» Brano da leggere
----

Sojo del Fogo, Le do More (125 m, IV)

Zona: Valli del Pasubio
Sviluppo: 5 lunghezze
Esposizione: E
Difficoltà: IV
Chiodatura: Clessidre 
Materiale: 10 rinvii, cordini, friend
Discesa: Doppia da 27 m
Tempo: 2 h
Partecipanti: io, Seba


"..se non fosse per la vegetazione sembrerebbe di essere sulle Pale di S. Martino"

Così scrive Guido Casarotto di questa sulla nuova guida "Piccole Dolomiti e dintorni - Arrampicate scelte". La via in questione si chiama "Le do more" e non si capisce se si tratta di due belle ragazze dai capelli scuri che abbiano percorso questa via oppure delle famose ed illegali salamelle venete al sangue dal colore bruno, usate magari come spuntino dagli apritori. Le difficoltà contenute adatte per lo più ai neofiti non stimolano la ripetizione del rocciatore duro e navigato, ma l'immaginario che evoca la frase del Casarotto porta il pensiero alle crode più ardite tra la Val Canali e la Fradusta.
Così in un pomeriggio dopo i bagordi di Halloween, zaino in spalla e via a provarla..


Arrivati al Passo Pia delle Fugazze proseguire in direzione Ossario, superare la nuova bella  Malga Cornetto (ottime birre e panini), parcheggiare sullo slargo 200 mt dopo a sinistra. Traversare il prato e seguire i bolli a volte gialli, a volte rossi, impossibile perdersi! Al bivio che conduce al Vajo Tricorno tenere la sinistra e per bosco ripido si giunge alla base della parete EST del Sojo del Fogo dove è presente una piccola falesietta chiamata "Montagna Viva", costeggiare la parete a sinistra fino a trovare la targhetta della nostra via.

----

» Esercizi
**A)** Ricopia dalla relazione sulla via Le do More il tratto che comincia con le parole contenenti "Così scrive Guido" e finisce con "via a provarla..".
**B)** Secondo la relazione sulla via Le do More, dove si parcheggia dopo aver superato la Malga Cornetto?
**C)** Riprendi la relazione sulla via Le do More dal punto in cui si interrompe.

» Materiale fornito
----

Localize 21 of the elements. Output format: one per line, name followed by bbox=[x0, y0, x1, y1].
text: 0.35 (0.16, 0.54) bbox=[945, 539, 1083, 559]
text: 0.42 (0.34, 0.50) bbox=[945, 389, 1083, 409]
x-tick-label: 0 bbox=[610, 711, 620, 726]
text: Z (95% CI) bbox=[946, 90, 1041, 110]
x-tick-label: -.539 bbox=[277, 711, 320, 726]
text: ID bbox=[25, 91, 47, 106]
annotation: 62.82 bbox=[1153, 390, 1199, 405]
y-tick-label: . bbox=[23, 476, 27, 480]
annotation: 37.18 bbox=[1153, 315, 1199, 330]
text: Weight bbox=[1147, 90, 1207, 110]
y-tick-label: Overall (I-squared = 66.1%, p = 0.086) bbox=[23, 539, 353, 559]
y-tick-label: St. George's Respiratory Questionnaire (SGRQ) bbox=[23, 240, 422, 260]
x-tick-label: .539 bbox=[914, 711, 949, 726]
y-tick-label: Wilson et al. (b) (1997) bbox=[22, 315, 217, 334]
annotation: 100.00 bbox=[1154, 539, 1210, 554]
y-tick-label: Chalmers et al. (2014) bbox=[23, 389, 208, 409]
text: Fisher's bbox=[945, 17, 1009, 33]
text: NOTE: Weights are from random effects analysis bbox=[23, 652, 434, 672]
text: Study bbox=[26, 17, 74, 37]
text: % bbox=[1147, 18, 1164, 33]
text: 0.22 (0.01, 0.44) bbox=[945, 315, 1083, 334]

----

» Risultati
**A)**
Così scrive Guido Casarotto di questa sulla nuova guida "Piccole Dolomiti e dintorni - Arrampicate scelte". La via in questione si chiama "Le do more" e non si capisce se si tratta di due belle ragazze dai capelli scuri che abbiano percorso questa via oppure delle famose ed illegali salamelle venete al sangue dal colore bruno, usate magari come spuntino dagli apritori. Le difficoltà contenute adatte per lo più ai neofiti non stimolano la ripetizione del rocciatore duro e navigato, ma l'immaginario che evoca la frase del Casarotto porta il pensiero alle crode più ardite tra la Val Canali e la Fradusta.
Così in un pomeriggio dopo i bagordi di Halloween, zaino in spalla e via a provarla..

**B)** Sullo slargo 200 mt dopo, a sinistra.

**C)**
La roccia dopo i primi metri materializza clessidre una dopo l'altra e siamo presto ripagati dalla gioia di giocare con la roccia in una sorta di caccia al tesoro, così la via proseguendo tra balze e terrazzini mugosi la via ci regala anche qualche saltino strapiombante e verticale che danno un pò di brio alle danze ma purtroppo la discontinuità data dal lungo traverso centrale e la brevità della via lasciano un leggero amaro in bocca. 5 tiri fulminei e siamo sulla vetta della guglia, proprio sopra agli anelli di calata di fronte alla lugubre ma maestosa Punta Cassa da Morto, così chiamata per un masso dalle sembianze di bara che ahimè non abbiamo individuato.  Con una doppia verticale da 27 metri siamo nel Vajo Cassa da morto il quale sarà il nostro sentiero di discesa fino ai pressi dell'attacco della via dove il nostro cerchio si chiude.
Bella roccia e ambiente ma via breve e discontinua vivamente consigliata la prosecuzione della cavalcata sull'antistante Punta cassa da morto che però riserva difficoltà, proteggibilità e chiodatura decisamente più severe. Consigliata la variante dei diedri di destra (spit artigianali), decisamente più classica come stile.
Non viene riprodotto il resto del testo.